== Listed records
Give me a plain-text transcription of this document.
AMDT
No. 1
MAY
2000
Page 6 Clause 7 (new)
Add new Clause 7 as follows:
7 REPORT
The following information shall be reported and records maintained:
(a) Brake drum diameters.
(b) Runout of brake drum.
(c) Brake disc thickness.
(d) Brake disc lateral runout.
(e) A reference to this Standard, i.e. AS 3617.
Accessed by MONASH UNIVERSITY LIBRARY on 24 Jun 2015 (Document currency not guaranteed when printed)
====
Objective
Without leaving anything out, give the entries again exactly.

Final result
Give me a plain-text transcription of this document.
AMDT
No. 1
MAY
2000
Page 6 Clause 7 (new)
Add new Clause 7 as follows:
7 REPORT
The following information shall be reported and records maintained:
(a) Brake drum diameters.
(b) Runout of brake drum.
(c) Brake disc thickness.
(d) Brake disc lateral runout.
(e) A reference to this Standard, i.e. AS 3617.
Accessed by MONASH UNIVERSITY LIBRARY on 24 Jun 2015 (Document currency not guaranteed when printed)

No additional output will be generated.